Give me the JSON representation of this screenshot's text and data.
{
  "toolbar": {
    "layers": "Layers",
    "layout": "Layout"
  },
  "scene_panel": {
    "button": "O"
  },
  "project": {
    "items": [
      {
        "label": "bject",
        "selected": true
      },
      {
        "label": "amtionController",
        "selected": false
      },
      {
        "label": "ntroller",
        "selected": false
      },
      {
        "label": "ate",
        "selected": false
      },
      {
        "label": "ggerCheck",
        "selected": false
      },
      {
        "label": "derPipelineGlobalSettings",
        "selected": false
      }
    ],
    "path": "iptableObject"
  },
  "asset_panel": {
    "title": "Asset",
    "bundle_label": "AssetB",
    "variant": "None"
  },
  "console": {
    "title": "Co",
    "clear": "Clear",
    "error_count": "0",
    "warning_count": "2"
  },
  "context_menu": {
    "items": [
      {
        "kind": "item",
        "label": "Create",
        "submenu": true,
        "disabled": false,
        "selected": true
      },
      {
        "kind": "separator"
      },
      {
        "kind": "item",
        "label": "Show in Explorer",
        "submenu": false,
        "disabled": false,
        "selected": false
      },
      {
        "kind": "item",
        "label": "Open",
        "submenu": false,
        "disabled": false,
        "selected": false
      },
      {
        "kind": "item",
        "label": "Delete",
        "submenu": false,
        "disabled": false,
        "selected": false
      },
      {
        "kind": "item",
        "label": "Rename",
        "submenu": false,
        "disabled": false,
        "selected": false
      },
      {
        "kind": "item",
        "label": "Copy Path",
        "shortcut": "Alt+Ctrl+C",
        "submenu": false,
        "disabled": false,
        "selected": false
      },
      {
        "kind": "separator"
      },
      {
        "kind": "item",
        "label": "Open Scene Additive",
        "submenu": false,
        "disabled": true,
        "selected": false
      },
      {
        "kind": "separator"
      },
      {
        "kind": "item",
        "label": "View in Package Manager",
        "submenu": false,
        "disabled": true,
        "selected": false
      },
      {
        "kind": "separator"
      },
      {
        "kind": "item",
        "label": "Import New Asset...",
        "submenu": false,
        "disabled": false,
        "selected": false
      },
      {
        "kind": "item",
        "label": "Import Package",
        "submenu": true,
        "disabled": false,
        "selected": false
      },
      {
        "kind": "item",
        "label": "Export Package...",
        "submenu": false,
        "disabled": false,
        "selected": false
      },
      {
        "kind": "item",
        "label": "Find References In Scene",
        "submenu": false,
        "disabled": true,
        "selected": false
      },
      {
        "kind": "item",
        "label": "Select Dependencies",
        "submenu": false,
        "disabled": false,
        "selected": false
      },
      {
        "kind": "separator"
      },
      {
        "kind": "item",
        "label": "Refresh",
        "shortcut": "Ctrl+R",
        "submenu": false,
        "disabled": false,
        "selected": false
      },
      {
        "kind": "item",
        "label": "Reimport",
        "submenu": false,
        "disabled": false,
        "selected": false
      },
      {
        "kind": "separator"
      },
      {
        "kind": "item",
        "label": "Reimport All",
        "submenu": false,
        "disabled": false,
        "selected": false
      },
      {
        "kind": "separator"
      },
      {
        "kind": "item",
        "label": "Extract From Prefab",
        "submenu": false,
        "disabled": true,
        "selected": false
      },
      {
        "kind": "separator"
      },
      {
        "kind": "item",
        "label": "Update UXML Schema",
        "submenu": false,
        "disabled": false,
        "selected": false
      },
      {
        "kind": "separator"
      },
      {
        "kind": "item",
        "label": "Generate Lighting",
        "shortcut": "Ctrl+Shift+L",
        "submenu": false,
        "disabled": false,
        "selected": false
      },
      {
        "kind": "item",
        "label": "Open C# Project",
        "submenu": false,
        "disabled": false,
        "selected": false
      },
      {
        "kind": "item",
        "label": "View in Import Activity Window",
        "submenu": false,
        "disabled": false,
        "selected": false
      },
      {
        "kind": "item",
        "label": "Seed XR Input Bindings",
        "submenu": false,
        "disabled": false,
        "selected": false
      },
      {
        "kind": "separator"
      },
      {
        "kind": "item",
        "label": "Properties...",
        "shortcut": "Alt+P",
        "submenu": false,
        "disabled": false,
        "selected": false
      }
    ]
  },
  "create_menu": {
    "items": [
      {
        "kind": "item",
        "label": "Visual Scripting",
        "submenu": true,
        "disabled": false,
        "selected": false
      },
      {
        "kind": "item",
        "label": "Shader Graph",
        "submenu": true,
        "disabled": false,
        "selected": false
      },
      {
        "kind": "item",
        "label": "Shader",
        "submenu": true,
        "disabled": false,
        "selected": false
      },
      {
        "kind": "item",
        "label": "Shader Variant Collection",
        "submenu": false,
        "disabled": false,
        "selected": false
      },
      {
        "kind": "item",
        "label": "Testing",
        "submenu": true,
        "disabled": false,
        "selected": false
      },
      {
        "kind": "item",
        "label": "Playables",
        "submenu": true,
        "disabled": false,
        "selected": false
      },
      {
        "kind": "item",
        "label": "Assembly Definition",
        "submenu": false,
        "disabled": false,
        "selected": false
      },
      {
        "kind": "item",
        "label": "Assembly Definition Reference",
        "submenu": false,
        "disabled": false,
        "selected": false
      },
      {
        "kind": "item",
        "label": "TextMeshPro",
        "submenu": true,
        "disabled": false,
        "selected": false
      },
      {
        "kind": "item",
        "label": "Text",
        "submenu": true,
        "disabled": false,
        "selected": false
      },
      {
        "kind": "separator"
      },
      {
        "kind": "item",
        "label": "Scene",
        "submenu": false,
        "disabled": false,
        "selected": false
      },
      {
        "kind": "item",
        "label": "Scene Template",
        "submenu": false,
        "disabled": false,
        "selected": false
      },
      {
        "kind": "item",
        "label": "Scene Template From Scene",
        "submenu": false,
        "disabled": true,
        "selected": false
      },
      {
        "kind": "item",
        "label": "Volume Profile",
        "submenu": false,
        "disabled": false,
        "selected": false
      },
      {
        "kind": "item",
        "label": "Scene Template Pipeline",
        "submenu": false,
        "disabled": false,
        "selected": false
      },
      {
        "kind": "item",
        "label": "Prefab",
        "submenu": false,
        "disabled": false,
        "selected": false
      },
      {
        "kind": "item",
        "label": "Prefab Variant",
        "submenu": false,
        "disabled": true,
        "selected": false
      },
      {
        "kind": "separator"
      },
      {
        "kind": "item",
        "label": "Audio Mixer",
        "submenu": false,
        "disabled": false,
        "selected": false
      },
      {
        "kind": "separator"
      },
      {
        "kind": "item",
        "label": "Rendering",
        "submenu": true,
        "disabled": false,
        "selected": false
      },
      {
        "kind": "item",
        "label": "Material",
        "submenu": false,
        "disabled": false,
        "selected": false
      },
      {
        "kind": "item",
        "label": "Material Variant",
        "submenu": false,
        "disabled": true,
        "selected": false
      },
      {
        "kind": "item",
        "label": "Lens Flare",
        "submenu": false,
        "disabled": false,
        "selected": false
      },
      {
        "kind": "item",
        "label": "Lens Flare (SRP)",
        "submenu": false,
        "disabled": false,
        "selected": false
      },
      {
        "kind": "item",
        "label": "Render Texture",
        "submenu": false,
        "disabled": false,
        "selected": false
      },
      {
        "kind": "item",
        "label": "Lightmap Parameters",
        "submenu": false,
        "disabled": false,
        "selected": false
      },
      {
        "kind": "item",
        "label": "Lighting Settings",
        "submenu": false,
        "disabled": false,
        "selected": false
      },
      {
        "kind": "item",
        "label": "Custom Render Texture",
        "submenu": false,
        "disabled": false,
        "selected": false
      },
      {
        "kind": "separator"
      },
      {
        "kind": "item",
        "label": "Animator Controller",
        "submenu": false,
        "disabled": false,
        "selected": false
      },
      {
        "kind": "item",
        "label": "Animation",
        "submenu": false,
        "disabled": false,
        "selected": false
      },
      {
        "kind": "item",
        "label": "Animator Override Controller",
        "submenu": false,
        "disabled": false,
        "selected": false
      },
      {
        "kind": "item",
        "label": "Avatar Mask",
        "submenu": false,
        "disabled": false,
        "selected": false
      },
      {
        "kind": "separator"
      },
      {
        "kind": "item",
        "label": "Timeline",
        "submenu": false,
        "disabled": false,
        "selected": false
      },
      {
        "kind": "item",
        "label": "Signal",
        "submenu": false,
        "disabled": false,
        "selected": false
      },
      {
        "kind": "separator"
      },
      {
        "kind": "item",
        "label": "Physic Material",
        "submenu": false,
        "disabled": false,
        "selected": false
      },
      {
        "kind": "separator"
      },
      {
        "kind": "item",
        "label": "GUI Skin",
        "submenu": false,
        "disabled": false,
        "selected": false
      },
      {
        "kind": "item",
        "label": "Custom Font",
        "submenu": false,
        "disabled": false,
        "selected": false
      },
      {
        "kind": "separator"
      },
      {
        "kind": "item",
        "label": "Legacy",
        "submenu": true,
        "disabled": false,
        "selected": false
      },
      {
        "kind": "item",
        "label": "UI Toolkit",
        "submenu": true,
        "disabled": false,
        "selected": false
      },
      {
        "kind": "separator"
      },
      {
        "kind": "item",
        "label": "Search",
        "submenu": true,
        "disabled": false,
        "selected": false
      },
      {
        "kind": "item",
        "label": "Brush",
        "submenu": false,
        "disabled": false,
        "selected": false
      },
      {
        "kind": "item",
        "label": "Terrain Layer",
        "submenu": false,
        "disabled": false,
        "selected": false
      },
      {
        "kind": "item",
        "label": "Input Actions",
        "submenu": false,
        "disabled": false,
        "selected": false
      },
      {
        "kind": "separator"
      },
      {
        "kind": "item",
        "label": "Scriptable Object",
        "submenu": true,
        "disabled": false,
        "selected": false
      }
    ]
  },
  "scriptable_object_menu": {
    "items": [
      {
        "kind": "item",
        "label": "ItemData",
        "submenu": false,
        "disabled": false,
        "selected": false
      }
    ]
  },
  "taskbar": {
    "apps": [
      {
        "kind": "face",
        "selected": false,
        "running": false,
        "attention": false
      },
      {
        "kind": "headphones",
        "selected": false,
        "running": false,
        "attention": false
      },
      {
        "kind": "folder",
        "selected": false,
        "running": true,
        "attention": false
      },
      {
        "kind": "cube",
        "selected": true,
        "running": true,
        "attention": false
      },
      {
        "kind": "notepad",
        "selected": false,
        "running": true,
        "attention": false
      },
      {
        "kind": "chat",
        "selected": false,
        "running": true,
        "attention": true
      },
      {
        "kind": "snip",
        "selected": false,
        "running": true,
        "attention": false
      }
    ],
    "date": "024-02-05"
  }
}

........

→ Written exercise
Search the entries for the word "Material" and gather every line where it appears.

→ Result
        "label": "Material",
        "label": "Material Variant",
        "label": "Physic Material",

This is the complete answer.